■ **Fragment**:
━━━━━━━━━━━━━━━━━━━━
8. Verantwoording werkwijze Commissie Herziening

Tijdens de Algemene Vergadering 2006 met als thema ‘Vitalisering van ons Genootschap’ werd als een van de vernieuwende projecten geopperd een commissie in te stellen om het ons dierbare boekje Leven uit het Innerlijk Licht te actualiseren. Het boekje stamt immers uit de jaren dertig van de vorige eeuw; het was gebaseerd op de toenmalige versie van Quaker Faith and Practice en samengesteld door onze Vriend Rob Limburg.

Door de meeste Jaarvergaderingen worden hun versies van Quaker Faith and Practice eenmaal in één generatie geactualiseerd en opnieuw uitgegeven. Dus wat de Nederlandse Jaarvergadering betreft werd het tijd!

De toen ingestelde commissie kwam in de loop van inleidende gesprekken tot het inzicht, dat het bij dit karwei niet zozeer zou moeten gaan om het moderniseren van de teksten uit Leven of over het ‘hertalen’ van levensbeschrijvingen van Vrienden of uitspraken c.q. Minuten van (doorgaans de Britse) Jaarvergadering. Het leek de commissie vooral belangrijk om ook te putten uit de geschiedenis en de uitspraken van onze eigen (eerste en tweede) Nederlandse Jaarvergadering.
━━━━━━━━━━━━━━━━━━━━
■ **Opdracht**: Geef het fragment hierboven over de werkwijze van de Commissie Herziening volledig en woord voor woord weer.

■ **Gegevens**:
━━━━━━━━━━━━━━━━━━━━
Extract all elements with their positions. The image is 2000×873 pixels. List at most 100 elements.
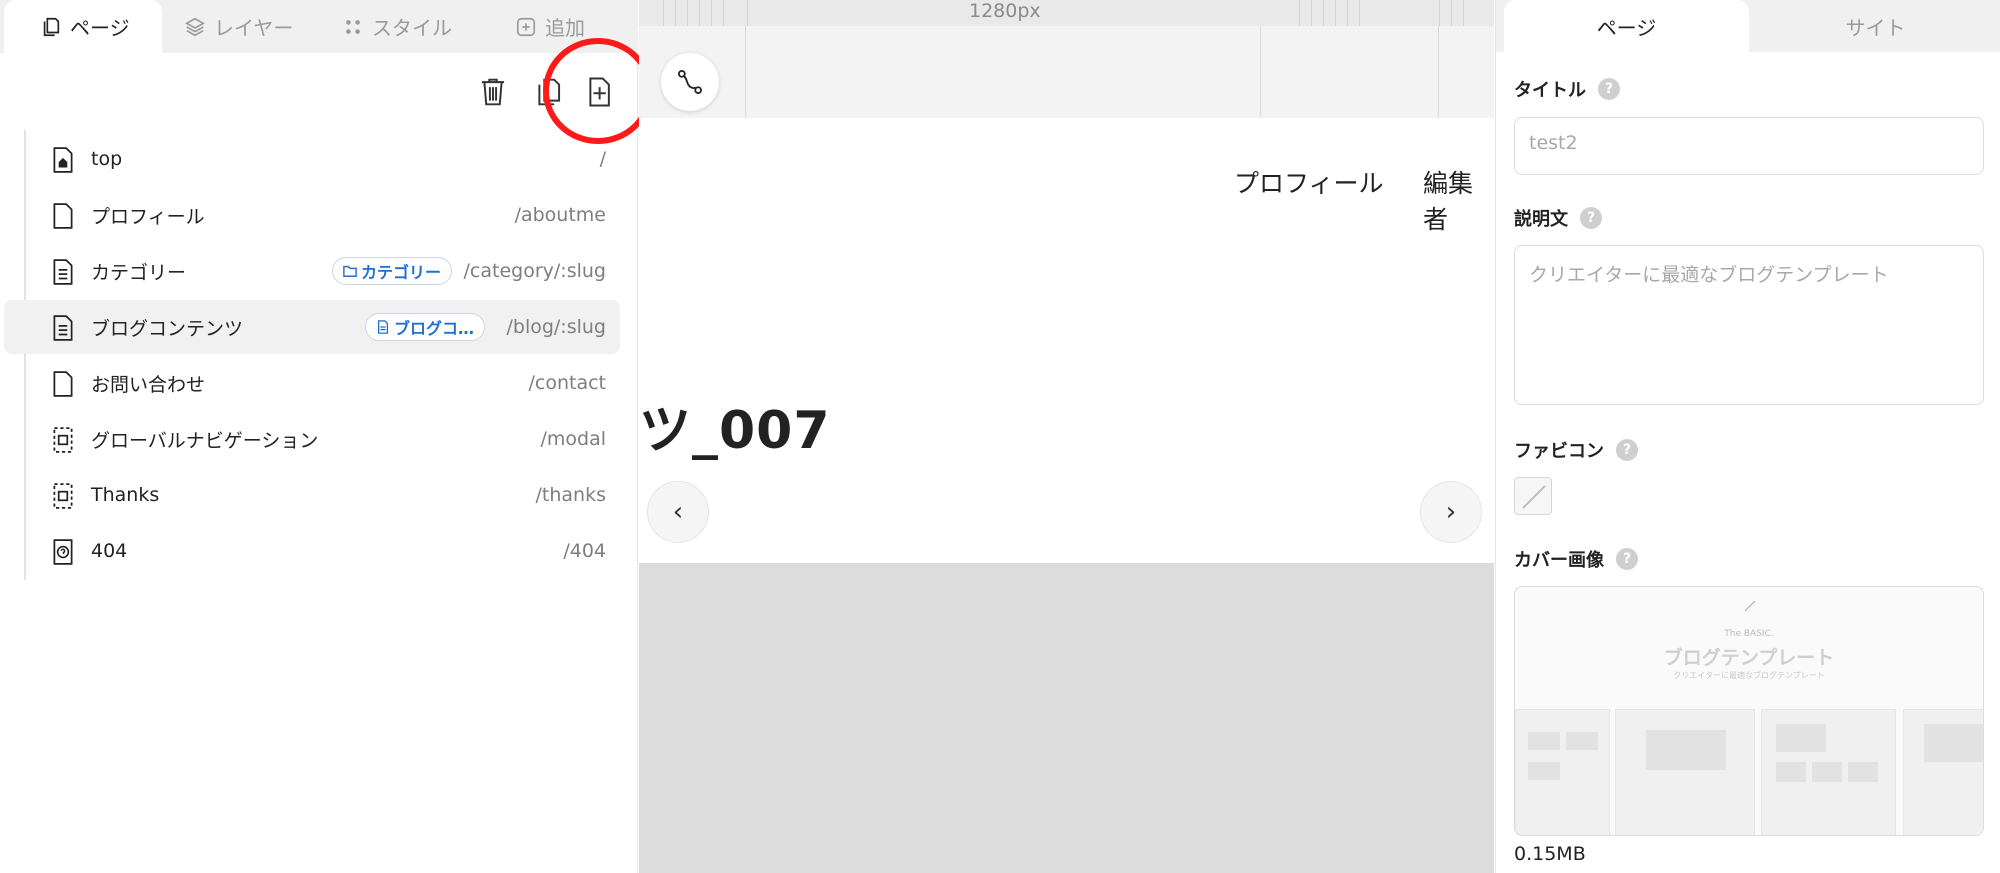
━━━━━━━━━━━━━━━━━━━━
■ **Uitwerking**:
8. Verantwoording werkwijze Commissie Herziening

Tijdens de Algemene Vergadering 2006 met als thema ‘Vitalisering van ons Genootschap’ werd als een van de vernieuwende projecten geopperd een commissie in te stellen om het ons dierbare boekje Leven uit het Innerlijk Licht te actualiseren. Het boekje stamt immers uit de jaren dertig van de vorige eeuw; het was gebaseerd op de toenmalige versie van Quaker Faith and Practice en samengesteld door onze Vriend Rob Limburg.

Door de meeste Jaarvergaderingen worden hun versies van Quaker Faith and Practice eenmaal in één generatie geactualiseerd en opnieuw uitgegeven. Dus wat de Nederlandse Jaarvergadering betreft werd het tijd!

De toen ingestelde commissie kwam in de loop van inleidende gesprekken tot het inzicht, dat het bij dit karwei niet zozeer zou moeten gaan om het moderniseren van de teksten uit Leven of over het ‘hertalen’ van levensbeschrijvingen van Vrienden of uitspraken c.q. Minuten van (doorgaans de Britse) Jaarvergadering. Het leek de commissie vooral belangrijk om ook te putten uit de geschiedenis en de uitspraken van onze eigen (eerste en tweede) Nederlandse Jaarvergadering.